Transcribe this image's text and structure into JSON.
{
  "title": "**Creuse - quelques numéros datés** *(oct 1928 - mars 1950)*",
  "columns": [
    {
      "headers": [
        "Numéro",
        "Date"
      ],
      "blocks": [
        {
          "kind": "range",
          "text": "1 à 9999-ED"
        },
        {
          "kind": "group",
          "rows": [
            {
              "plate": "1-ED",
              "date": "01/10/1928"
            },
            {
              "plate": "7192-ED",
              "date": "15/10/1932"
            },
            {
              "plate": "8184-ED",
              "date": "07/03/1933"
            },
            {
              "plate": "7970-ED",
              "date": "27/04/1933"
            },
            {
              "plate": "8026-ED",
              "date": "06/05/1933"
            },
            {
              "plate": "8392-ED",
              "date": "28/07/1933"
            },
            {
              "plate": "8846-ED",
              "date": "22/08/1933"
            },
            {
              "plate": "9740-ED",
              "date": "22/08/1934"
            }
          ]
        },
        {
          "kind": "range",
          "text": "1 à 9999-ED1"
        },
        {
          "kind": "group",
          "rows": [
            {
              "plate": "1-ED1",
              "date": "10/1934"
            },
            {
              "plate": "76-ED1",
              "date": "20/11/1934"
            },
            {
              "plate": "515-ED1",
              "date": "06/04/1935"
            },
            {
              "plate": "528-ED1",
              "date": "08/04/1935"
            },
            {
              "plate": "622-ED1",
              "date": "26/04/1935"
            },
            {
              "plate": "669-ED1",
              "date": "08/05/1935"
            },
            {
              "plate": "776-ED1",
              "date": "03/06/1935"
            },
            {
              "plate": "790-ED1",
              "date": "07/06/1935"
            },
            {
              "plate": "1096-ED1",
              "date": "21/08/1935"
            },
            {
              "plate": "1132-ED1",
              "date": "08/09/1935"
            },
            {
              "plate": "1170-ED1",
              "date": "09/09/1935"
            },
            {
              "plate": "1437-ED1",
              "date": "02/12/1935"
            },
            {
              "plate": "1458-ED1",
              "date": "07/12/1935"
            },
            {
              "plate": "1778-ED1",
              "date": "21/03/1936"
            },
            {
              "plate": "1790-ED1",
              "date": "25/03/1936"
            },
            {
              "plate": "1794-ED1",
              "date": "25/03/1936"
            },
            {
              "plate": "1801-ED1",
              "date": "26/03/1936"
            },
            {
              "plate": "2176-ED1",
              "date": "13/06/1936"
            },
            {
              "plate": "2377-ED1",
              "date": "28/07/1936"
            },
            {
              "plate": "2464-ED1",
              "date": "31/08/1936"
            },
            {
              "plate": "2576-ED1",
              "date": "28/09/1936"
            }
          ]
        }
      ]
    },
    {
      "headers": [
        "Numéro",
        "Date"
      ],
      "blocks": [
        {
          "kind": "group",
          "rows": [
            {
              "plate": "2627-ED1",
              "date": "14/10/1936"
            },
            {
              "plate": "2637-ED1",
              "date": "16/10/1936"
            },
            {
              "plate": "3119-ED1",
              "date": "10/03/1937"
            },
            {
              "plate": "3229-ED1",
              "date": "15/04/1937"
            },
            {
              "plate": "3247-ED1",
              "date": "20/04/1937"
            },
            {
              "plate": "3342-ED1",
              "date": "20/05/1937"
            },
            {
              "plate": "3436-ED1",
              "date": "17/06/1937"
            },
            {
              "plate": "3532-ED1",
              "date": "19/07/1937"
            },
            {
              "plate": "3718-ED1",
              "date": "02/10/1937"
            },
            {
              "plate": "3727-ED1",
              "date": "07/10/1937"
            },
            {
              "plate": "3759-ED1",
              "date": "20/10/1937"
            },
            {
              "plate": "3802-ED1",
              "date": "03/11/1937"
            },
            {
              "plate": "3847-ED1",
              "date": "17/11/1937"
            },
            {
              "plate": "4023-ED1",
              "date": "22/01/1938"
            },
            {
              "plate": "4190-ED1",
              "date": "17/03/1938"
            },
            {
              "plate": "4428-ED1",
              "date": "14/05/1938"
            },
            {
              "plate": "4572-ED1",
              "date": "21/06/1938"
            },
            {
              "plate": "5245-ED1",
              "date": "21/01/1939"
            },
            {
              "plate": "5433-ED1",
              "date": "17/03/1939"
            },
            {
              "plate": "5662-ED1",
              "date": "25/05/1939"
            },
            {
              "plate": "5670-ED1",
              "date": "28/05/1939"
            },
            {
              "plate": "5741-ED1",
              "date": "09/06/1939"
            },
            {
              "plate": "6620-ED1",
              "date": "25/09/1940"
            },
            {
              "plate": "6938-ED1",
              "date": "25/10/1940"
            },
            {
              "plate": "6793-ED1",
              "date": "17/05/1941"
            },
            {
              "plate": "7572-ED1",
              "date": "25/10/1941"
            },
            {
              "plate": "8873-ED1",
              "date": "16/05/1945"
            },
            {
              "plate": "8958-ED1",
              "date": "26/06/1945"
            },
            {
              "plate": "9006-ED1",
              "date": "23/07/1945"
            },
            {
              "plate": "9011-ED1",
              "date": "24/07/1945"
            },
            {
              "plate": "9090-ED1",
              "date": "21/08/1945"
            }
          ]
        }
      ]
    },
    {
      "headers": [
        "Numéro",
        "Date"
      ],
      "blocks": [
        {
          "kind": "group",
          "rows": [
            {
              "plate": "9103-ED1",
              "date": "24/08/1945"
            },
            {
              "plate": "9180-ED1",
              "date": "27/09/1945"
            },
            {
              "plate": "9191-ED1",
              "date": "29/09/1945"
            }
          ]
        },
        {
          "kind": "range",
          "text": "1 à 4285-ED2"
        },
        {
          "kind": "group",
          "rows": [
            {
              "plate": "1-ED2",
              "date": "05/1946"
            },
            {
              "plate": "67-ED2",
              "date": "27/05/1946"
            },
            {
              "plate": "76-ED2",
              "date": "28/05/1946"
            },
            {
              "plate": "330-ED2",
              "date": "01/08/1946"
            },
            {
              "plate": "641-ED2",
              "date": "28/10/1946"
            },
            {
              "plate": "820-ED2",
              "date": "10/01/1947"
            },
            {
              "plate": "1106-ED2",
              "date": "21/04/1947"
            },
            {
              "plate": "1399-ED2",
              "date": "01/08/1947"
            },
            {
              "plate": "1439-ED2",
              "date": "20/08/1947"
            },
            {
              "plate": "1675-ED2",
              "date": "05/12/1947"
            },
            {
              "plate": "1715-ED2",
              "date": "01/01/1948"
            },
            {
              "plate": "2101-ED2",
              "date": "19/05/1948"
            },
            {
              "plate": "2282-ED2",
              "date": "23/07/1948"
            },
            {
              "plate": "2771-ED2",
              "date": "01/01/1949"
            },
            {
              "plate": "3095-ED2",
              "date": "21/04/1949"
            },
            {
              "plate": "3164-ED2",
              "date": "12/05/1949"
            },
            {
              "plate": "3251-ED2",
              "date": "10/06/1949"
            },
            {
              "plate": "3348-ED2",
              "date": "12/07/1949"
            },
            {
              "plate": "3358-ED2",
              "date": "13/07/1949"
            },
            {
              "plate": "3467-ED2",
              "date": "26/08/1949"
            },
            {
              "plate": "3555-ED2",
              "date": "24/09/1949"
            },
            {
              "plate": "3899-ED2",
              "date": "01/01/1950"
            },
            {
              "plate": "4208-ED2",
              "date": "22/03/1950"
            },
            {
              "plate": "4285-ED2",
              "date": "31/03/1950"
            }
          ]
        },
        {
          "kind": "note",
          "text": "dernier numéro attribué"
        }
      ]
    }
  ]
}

---*---

The problem: Copy each line of the listing in which the word "text" can be found.

Solution below:
Transcribe this image's text and structure into JSON.
          "text": "1 à 9999-ED"
          "text": "1 à 9999-ED1"
          "text": "1 à 4285-ED2"
          "text": "dernier numéro attribué"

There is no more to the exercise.